Collect the lines of the entries where "apps" shows up.

-------------------------

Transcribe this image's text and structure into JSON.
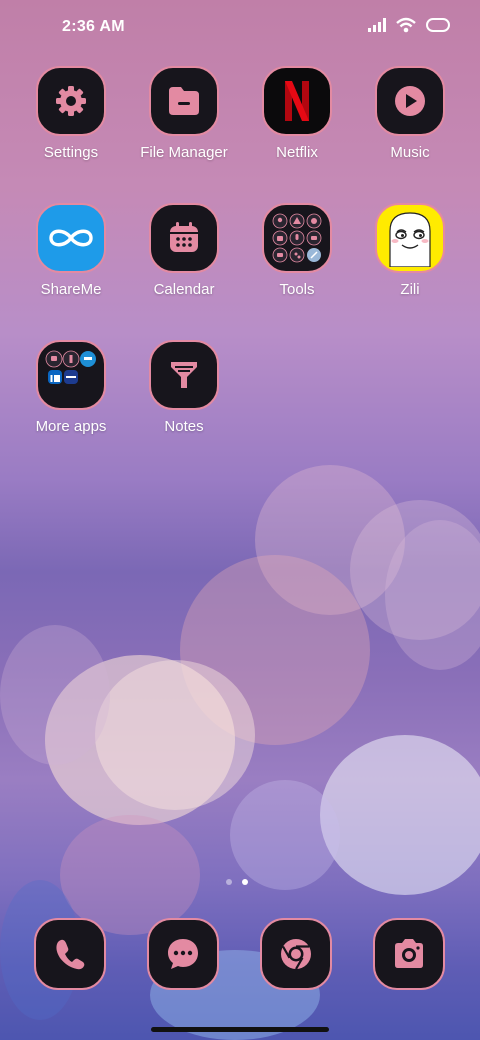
{
  "status_bar": {
    "time": "2:36 AM",
    "icons": [
      "signal-icon",
      "wifi-icon",
      "battery-icon"
    ]
  },
  "apps": [
    {
      "name": "settings",
      "label": "Settings",
      "icon": "gear-icon"
    },
    {
      "name": "file-manager",
      "label": "File Manager",
      "icon": "folder-icon"
    },
    {
      "name": "netflix",
      "label": "Netflix",
      "icon": "netflix-logo-icon"
    },
    {
      "name": "music",
      "label": "Music",
      "icon": "play-circle-icon"
    },
    {
      "name": "shareme",
      "label": "ShareMe",
      "icon": "infinity-icon"
    },
    {
      "name": "calendar",
      "label": "Calendar",
      "icon": "calendar-icon"
    },
    {
      "name": "tools",
      "label": "Tools",
      "icon": "tools-folder-icon"
    },
    {
      "name": "zili",
      "label": "Zili",
      "icon": "zili-face-icon"
    },
    {
      "name": "more-apps",
      "label": "More apps",
      "icon": "apps-folder-icon"
    },
    {
      "name": "notes",
      "label": "Notes",
      "icon": "notes-icon"
    }
  ],
  "page_indicator": {
    "count": 2,
    "active": 2
  },
  "dock": [
    {
      "name": "phone",
      "icon": "phone-icon"
    },
    {
      "name": "messages",
      "icon": "message-icon"
    },
    {
      "name": "chrome",
      "icon": "chrome-icon"
    },
    {
      "name": "camera",
      "icon": "camera-icon"
    }
  ],
  "colors": {
    "icon_bg": "#17151c",
    "icon_accent": "#e38aa2",
    "netflix_red": "#e50914",
    "shareme_blue": "#1e9be9",
    "zili_yellow": "#ffeb00"
  }
}
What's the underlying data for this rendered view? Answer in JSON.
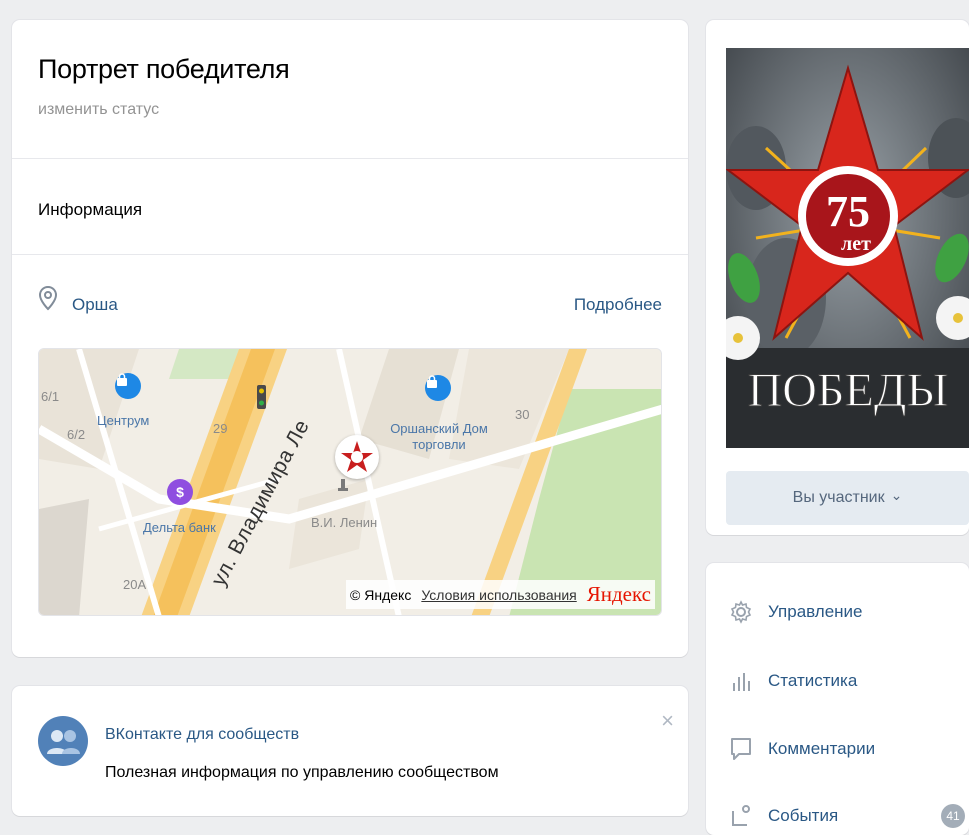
{
  "header": {
    "title": "Портрет победителя",
    "status_link": "изменить статус"
  },
  "info": {
    "label": "Информация"
  },
  "address": {
    "city": "Орша",
    "more_link": "Подробнее"
  },
  "map": {
    "labels": {
      "tsentrum": "Центрум",
      "orshansky": "Оршанский Дом торговли",
      "delta": "Дельта банк",
      "lenin": "В.И. Ленин",
      "street": "ул. Владимира Ле",
      "num_61": "6/1",
      "num_62": "6/2",
      "num_29": "29",
      "num_30": "30",
      "num_20a": "20А"
    },
    "attribution": "© Яндекс",
    "terms": "Условия использования",
    "brand": "Яндекс"
  },
  "promo": {
    "title": "ВКонтакте для сообществ",
    "text": "Полезная информация по управлению сообществом",
    "close": "×"
  },
  "cover": {
    "number": "75",
    "years": "лет",
    "word": "ПОБЕДЫ"
  },
  "membership": {
    "button_label": "Вы участник",
    "chevron": "⌄"
  },
  "menu": {
    "items": [
      {
        "label": "Управление",
        "icon": "gear-icon"
      },
      {
        "label": "Статистика",
        "icon": "stats-icon"
      },
      {
        "label": "Комментарии",
        "icon": "comment-icon"
      },
      {
        "label": "События",
        "icon": "events-icon",
        "badge": "41"
      }
    ]
  },
  "colors": {
    "link": "#2a5885",
    "accent": "#5181b8",
    "background": "#edeef0",
    "button_bg": "#e5ebf1"
  }
}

-------------------------

* **RESPONSE FOR THIS EXERCISE**:
  "apps": [
      "name": "more-apps",
      "label": "More apps",
      "icon": "apps-folder-icon"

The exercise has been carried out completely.